Look through the records and report how many lines include the word "государственных", with no other words.

— begin —

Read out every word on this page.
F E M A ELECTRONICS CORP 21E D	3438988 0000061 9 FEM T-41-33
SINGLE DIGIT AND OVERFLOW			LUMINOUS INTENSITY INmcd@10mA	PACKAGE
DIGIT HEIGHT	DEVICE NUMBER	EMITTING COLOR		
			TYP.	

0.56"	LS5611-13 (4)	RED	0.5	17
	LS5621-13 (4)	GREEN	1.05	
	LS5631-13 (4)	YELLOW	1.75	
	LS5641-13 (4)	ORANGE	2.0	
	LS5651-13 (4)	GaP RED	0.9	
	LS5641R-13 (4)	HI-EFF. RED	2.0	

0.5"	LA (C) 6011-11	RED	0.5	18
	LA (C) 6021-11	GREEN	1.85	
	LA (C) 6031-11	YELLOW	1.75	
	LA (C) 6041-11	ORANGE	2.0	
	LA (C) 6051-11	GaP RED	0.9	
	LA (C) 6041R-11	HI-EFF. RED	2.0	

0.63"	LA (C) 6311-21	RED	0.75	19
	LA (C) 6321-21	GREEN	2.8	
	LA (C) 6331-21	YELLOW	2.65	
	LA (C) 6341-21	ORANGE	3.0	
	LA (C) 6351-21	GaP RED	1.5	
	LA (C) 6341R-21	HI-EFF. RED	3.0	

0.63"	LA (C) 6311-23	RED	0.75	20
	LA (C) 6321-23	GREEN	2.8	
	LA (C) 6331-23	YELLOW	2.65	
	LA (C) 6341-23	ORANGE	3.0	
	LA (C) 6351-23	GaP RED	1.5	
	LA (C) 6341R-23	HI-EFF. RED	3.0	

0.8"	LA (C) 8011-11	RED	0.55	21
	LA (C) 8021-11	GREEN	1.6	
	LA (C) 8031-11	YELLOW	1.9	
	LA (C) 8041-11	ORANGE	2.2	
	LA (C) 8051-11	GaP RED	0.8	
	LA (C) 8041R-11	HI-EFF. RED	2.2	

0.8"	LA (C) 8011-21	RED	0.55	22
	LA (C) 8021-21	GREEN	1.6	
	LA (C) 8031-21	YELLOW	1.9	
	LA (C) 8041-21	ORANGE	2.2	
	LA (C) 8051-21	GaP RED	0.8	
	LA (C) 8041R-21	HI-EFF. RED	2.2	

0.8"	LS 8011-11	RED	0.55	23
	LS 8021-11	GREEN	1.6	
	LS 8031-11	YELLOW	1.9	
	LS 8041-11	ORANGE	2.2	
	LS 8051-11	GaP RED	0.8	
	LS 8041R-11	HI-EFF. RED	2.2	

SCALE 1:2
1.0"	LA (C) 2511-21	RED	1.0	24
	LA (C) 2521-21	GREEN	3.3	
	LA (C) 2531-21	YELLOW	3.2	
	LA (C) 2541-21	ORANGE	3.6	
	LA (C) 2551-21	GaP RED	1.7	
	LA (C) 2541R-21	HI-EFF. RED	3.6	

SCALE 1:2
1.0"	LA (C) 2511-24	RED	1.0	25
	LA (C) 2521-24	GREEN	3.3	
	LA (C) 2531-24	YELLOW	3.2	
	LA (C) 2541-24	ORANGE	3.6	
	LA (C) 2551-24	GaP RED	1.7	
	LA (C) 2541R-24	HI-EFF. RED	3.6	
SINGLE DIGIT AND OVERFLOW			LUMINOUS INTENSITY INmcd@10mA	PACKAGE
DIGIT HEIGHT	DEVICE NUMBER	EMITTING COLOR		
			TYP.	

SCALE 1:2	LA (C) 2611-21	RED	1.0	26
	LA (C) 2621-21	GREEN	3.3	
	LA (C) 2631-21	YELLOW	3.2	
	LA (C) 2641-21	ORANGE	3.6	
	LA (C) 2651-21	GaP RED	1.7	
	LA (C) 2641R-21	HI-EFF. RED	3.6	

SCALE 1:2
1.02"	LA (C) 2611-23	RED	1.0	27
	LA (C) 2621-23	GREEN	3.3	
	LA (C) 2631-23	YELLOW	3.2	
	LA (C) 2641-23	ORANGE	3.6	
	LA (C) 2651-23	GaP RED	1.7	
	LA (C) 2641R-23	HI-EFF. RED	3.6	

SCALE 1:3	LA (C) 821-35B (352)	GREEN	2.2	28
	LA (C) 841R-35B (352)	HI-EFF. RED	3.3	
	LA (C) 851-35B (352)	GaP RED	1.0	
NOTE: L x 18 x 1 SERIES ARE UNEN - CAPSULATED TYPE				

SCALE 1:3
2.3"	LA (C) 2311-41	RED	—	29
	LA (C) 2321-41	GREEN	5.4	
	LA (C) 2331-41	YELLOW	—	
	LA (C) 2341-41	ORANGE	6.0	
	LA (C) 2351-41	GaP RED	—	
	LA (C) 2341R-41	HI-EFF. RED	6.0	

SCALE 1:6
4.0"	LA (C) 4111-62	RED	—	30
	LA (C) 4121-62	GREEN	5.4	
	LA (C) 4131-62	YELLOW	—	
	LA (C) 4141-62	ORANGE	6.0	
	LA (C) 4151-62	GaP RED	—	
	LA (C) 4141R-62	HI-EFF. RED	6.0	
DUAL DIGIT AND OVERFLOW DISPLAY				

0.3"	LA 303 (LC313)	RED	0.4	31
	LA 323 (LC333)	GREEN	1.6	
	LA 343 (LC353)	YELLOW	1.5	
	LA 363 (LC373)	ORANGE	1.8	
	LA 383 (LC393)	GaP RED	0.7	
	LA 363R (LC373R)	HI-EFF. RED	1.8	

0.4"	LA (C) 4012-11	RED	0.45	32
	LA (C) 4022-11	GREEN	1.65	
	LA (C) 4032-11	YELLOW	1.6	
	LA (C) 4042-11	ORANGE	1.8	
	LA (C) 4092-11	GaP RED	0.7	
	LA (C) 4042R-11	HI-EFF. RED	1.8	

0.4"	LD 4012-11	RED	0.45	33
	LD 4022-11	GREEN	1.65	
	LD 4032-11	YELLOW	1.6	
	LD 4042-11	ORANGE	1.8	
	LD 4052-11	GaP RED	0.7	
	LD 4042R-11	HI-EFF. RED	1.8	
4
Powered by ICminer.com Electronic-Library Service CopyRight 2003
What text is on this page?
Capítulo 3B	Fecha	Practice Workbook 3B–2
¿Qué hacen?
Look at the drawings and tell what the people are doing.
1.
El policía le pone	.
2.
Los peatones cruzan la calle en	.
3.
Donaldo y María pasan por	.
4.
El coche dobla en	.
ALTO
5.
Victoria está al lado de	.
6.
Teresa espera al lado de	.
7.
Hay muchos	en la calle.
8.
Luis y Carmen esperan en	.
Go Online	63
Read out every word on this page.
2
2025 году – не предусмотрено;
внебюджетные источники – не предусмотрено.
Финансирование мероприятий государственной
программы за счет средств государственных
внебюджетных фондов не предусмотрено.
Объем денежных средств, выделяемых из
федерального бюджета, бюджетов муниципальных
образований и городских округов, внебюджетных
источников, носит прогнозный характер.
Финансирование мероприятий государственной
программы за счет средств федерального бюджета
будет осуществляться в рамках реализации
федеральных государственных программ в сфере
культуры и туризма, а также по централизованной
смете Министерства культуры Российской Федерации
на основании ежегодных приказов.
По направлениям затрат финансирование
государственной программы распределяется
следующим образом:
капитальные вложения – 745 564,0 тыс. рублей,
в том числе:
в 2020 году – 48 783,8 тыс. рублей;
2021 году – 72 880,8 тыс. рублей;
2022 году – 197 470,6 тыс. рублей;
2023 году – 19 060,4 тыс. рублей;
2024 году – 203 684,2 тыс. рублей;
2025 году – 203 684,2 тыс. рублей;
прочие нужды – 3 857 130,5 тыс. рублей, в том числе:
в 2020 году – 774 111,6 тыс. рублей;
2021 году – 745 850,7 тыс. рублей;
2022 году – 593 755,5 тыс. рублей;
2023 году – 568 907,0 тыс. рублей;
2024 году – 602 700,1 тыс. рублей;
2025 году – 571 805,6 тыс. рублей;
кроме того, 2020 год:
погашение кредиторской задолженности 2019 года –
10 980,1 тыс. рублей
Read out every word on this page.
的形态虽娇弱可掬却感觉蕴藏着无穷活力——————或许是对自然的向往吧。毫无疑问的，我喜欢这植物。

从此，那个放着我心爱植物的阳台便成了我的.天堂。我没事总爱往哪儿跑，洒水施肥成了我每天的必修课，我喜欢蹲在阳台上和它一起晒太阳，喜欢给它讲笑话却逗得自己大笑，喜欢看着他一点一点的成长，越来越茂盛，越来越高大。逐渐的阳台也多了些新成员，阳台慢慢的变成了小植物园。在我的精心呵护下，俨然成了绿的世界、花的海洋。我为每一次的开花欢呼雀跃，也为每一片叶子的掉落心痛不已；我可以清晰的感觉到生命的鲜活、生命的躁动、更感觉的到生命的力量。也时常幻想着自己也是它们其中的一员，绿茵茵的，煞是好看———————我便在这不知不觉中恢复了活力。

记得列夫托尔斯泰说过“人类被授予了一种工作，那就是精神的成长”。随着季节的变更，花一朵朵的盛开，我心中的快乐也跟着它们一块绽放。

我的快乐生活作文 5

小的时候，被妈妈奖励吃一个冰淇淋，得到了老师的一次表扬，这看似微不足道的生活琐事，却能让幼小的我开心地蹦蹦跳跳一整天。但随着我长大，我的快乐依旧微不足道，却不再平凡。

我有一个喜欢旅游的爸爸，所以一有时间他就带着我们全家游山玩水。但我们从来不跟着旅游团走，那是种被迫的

— end —

*EXPECTED ANSWER*. 2